• _Stored items_:
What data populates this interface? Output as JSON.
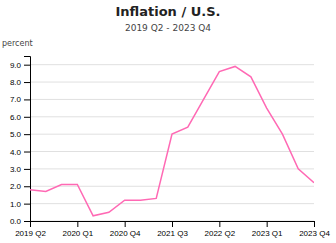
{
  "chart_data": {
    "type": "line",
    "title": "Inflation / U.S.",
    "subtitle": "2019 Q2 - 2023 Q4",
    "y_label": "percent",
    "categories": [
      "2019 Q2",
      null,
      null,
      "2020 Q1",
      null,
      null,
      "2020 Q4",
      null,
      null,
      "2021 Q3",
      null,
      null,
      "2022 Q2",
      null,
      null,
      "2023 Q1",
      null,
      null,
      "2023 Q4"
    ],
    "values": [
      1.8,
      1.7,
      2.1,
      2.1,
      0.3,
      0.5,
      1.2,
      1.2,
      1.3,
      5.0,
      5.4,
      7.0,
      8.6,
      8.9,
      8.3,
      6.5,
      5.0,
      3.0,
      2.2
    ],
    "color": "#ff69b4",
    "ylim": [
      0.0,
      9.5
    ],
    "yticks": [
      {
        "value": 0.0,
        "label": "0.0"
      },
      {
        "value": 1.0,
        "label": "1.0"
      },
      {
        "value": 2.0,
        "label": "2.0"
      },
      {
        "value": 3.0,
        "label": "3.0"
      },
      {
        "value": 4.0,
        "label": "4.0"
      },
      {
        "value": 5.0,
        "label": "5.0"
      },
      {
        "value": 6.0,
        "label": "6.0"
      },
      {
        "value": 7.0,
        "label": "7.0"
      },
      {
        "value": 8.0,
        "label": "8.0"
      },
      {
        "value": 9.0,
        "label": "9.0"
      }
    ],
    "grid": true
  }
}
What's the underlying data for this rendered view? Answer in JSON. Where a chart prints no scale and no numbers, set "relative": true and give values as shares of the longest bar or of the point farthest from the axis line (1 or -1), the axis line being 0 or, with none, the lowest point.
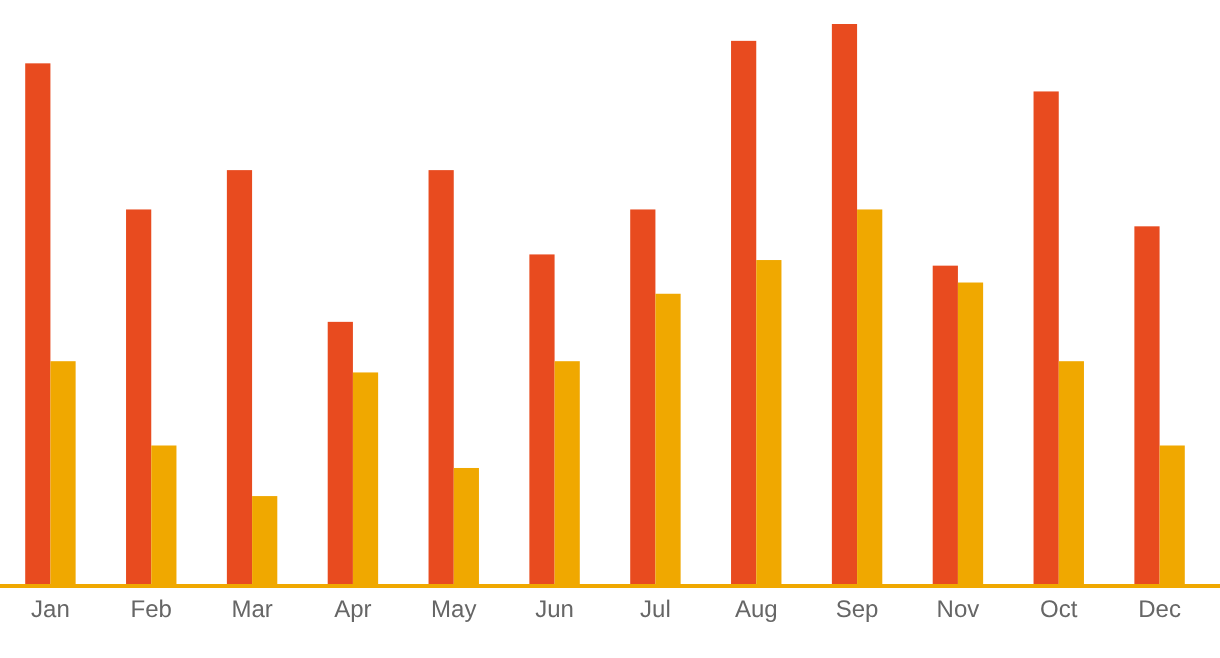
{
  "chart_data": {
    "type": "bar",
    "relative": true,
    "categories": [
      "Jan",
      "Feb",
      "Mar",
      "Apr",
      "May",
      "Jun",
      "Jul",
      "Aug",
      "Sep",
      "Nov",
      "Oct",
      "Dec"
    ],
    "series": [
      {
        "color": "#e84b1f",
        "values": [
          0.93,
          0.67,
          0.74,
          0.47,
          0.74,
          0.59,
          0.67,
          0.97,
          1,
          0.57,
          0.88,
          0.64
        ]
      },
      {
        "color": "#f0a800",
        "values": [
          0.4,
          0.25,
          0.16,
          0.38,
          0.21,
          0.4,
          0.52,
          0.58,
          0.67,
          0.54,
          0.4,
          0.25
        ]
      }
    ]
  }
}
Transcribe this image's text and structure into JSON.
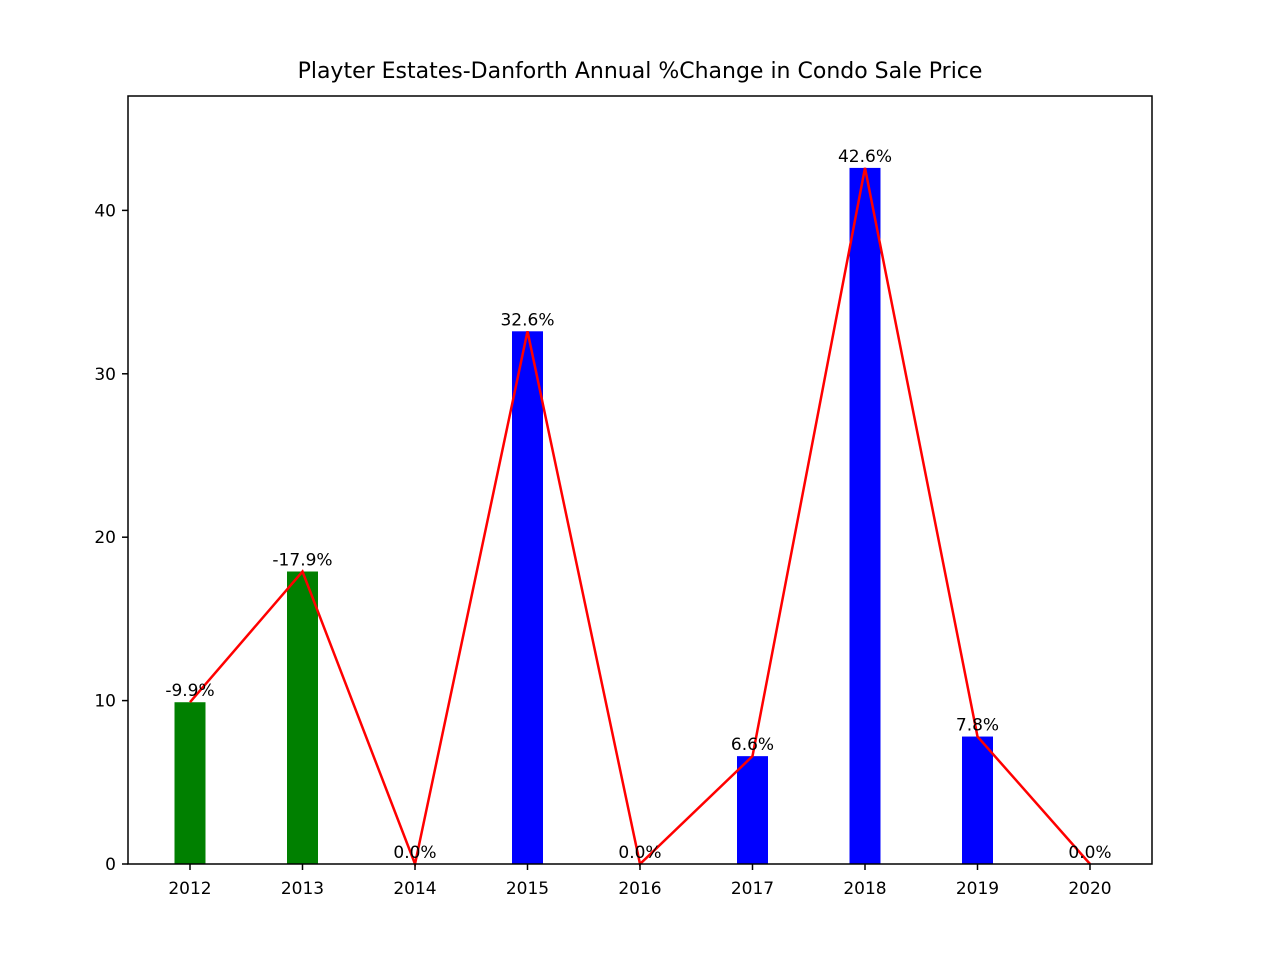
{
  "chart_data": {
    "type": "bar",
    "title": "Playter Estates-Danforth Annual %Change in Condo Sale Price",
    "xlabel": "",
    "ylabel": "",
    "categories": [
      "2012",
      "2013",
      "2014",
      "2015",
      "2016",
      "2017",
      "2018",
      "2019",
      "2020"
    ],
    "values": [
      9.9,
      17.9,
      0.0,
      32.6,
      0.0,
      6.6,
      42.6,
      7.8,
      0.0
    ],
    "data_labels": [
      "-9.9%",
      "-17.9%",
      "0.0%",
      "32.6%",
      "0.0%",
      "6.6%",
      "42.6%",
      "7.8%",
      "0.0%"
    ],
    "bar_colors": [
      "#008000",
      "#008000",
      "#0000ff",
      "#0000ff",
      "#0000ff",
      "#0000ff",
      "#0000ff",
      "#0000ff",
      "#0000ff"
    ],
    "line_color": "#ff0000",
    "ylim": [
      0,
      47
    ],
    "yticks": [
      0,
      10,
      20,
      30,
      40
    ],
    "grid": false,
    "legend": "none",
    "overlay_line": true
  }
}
---
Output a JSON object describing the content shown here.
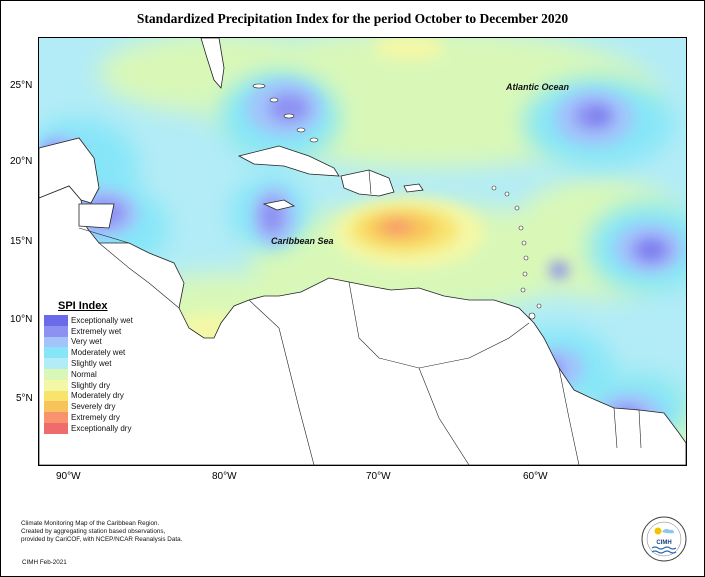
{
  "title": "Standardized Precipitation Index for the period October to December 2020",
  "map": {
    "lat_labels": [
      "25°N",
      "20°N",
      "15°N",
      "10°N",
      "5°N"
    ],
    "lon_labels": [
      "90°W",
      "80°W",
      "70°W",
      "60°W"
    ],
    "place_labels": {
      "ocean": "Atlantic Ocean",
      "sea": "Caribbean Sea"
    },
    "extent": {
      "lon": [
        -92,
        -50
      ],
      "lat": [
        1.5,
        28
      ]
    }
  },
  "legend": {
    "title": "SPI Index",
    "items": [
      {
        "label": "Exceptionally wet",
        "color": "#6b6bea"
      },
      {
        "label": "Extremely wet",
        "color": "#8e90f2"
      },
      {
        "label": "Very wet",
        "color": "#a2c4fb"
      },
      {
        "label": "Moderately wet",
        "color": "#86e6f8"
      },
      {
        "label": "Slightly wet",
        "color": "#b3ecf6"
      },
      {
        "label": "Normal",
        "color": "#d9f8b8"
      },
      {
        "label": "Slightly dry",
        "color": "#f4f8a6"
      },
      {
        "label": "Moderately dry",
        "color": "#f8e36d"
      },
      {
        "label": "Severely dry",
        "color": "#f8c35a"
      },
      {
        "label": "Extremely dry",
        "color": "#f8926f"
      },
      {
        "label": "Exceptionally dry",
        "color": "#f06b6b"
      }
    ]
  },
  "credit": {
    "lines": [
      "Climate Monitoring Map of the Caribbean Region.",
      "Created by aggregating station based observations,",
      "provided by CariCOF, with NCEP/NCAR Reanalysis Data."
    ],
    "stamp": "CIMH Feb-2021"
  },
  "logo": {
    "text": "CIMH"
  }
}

• _Description of the task_:
Gather each line in the data that holds the string "JSON".

• _Reply_:
What data populates this interface? Output as JSON.
What's the underlying data for this rendered view? Answer in JSON. Where a chart prints no scale and no numbers, set "relative": true and give values as shares of the longest bar or of the point farthest from the axis line (1 or -1), the axis line being 0 or, with none, the lowest point.
Transcribe this image's text and structure into JSON.
Output a JSON object describing the content shown here.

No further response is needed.